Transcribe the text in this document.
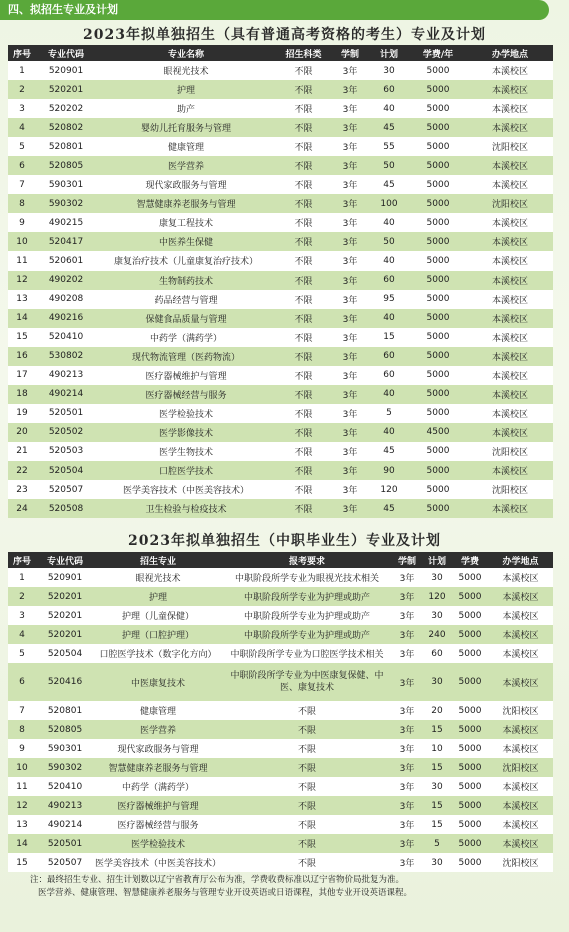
四、拟招生专业及计划
2023年拟单独招生（具有普通高考资格的考生）专业及计划
序号	专业代码	专业名称	招生科类	学制	计划	学费/年	办学地点
1	520901	眼视光技术	不限	3年	30	5000	本溪校区
2	520201	护理	不限	3年	60	5000	本溪校区
3	520202	助产	不限	3年	40	5000	本溪校区
4	520802	婴幼儿托育服务与管理	不限	3年	45	5000	本溪校区
5	520801	健康管理	不限	3年	55	5000	沈阳校区
6	520805	医学营养	不限	3年	50	5000	本溪校区
7	590301	现代家政服务与管理	不限	3年	45	5000	本溪校区
8	590302	智慧健康养老服务与管理	不限	3年	100	5000	沈阳校区
9	490215	康复工程技术	不限	3年	40	5000	本溪校区
10	520417	中医养生保健	不限	3年	50	5000	本溪校区
11	520601	康复治疗技术（儿童康复治疗技术）	不限	3年	40	5000	本溪校区
12	490202	生物制药技术	不限	3年	60	5000	本溪校区
13	490208	药品经营与管理	不限	3年	95	5000	本溪校区
14	490216	保健食品质量与管理	不限	3年	40	5000	本溪校区
15	520410	中药学（满药学）	不限	3年	15	5000	本溪校区
16	530802	现代物流管理（医药物流）	不限	3年	60	5000	本溪校区
17	490213	医疗器械维护与管理	不限	3年	60	5000	本溪校区
18	490214	医疗器械经营与服务	不限	3年	40	5000	本溪校区
19	520501	医学检验技术	不限	3年	5	5000	本溪校区
20	520502	医学影像技术	不限	3年	40	4500	本溪校区
21	520503	医学生物技术	不限	3年	45	5000	沈阳校区
22	520504	口腔医学技术	不限	3年	90	5000	本溪校区
23	520507	医学美容技术（中医美容技术）	不限	3年	120	5000	沈阳校区
24	520508	卫生检验与检疫技术	不限	3年	45	5000	本溪校区
2023年拟单独招生（中职毕业生）专业及计划
序号	专业代码	招生专业	报考要求	学制	计划	学费	办学地点
1	520901	眼视光技术	中职阶段所学专业为眼视光技术相关	3年	30	5000	本溪校区
2	520201	护理	中职阶段所学专业为护理或助产	3年	120	5000	本溪校区
3	520201	护理（儿童保健）	中职阶段所学专业为护理或助产	3年	30	5000	本溪校区
4	520201	护理（口腔护理）	中职阶段所学专业为护理或助产	3年	240	5000	本溪校区
5	520504	口腔医学技术（数字化方向）	中职阶段所学专业为口腔医学技术相关	3年	60	5000	本溪校区
6	520416	中医康复技术	中职阶段所学专业为中医康复保健、中医、康复技术	3年	30	5000	本溪校区
7	520801	健康管理	不限	3年	20	5000	沈阳校区
8	520805	医学营养	不限	3年	15	5000	本溪校区
9	590301	现代家政服务与管理	不限	3年	10	5000	本溪校区
10	590302	智慧健康养老服务与管理	不限	3年	15	5000	沈阳校区
11	520410	中药学（满药学）	不限	3年	30	5000	本溪校区
12	490213	医疗器械维护与管理	不限	3年	15	5000	本溪校区
13	490214	医疗器械经营与服务	不限	3年	15	5000	本溪校区
14	520501	医学检验技术	不限	3年	5	5000	本溪校区
15	520507	医学美容技术（中医美容技术）	不限	3年	30	5000	沈阳校区
注：最终招生专业、招生计划数以辽宁省教育厅公布为准，学费收费标准以辽宁省物价局批复为准。
医学营养、健康管理、智慧健康养老服务与管理专业开设英语或日语课程，其他专业开设英语课程。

=====

Work to complete >> Reproduce the whole listing word for word, setting aside any pictures.

Correct output >>
Transcribe the text in this document.
四、拟招生专业及计划
2023年拟单独招生（具有普通高考资格的考生）专业及计划
序号	专业代码	专业名称	招生科类	学制	计划	学费/年	办学地点
1	520901	眼视光技术	不限	3年	30	5000	本溪校区
2	520201	护理	不限	3年	60	5000	本溪校区
3	520202	助产	不限	3年	40	5000	本溪校区
4	520802	婴幼儿托育服务与管理	不限	3年	45	5000	本溪校区
5	520801	健康管理	不限	3年	55	5000	沈阳校区
6	520805	医学营养	不限	3年	50	5000	本溪校区
7	590301	现代家政服务与管理	不限	3年	45	5000	本溪校区
8	590302	智慧健康养老服务与管理	不限	3年	100	5000	沈阳校区
9	490215	康复工程技术	不限	3年	40	5000	本溪校区
10	520417	中医养生保健	不限	3年	50	5000	本溪校区
11	520601	康复治疗技术（儿童康复治疗技术）	不限	3年	40	5000	本溪校区
12	490202	生物制药技术	不限	3年	60	5000	本溪校区
13	490208	药品经营与管理	不限	3年	95	5000	本溪校区
14	490216	保健食品质量与管理	不限	3年	40	5000	本溪校区
15	520410	中药学（满药学）	不限	3年	15	5000	本溪校区
16	530802	现代物流管理（医药物流）	不限	3年	60	5000	本溪校区
17	490213	医疗器械维护与管理	不限	3年	60	5000	本溪校区
18	490214	医疗器械经营与服务	不限	3年	40	5000	本溪校区
19	520501	医学检验技术	不限	3年	5	5000	本溪校区
20	520502	医学影像技术	不限	3年	40	4500	本溪校区
21	520503	医学生物技术	不限	3年	45	5000	沈阳校区
22	520504	口腔医学技术	不限	3年	90	5000	本溪校区
23	520507	医学美容技术（中医美容技术）	不限	3年	120	5000	沈阳校区
24	520508	卫生检验与检疫技术	不限	3年	45	5000	本溪校区
2023年拟单独招生（中职毕业生）专业及计划
序号	专业代码	招生专业	报考要求	学制	计划	学费	办学地点
1	520901	眼视光技术	中职阶段所学专业为眼视光技术相关	3年	30	5000	本溪校区
2	520201	护理	中职阶段所学专业为护理或助产	3年	120	5000	本溪校区
3	520201	护理（儿童保健）	中职阶段所学专业为护理或助产	3年	30	5000	本溪校区
4	520201	护理（口腔护理）	中职阶段所学专业为护理或助产	3年	240	5000	本溪校区
5	520504	口腔医学技术（数字化方向）	中职阶段所学专业为口腔医学技术相关	3年	60	5000	本溪校区
6	520416	中医康复技术	中职阶段所学专业为中医康复保健、中医、康复技术	3年	30	5000	本溪校区
7	520801	健康管理	不限	3年	20	5000	沈阳校区
8	520805	医学营养	不限	3年	15	5000	本溪校区
9	590301	现代家政服务与管理	不限	3年	10	5000	本溪校区
10	590302	智慧健康养老服务与管理	不限	3年	15	5000	沈阳校区
11	520410	中药学（满药学）	不限	3年	30	5000	本溪校区
12	490213	医疗器械维护与管理	不限	3年	15	5000	本溪校区
13	490214	医疗器械经营与服务	不限	3年	15	5000	本溪校区
14	520501	医学检验技术	不限	3年	5	5000	本溪校区
15	520507	医学美容技术（中医美容技术）	不限	3年	30	5000	沈阳校区
注：最终招生专业、招生计划数以辽宁省教育厅公布为准，学费收费标准以辽宁省物价局批复为准。
医学营养、健康管理、智慧健康养老服务与管理专业开设英语或日语课程，其他专业开设英语课程。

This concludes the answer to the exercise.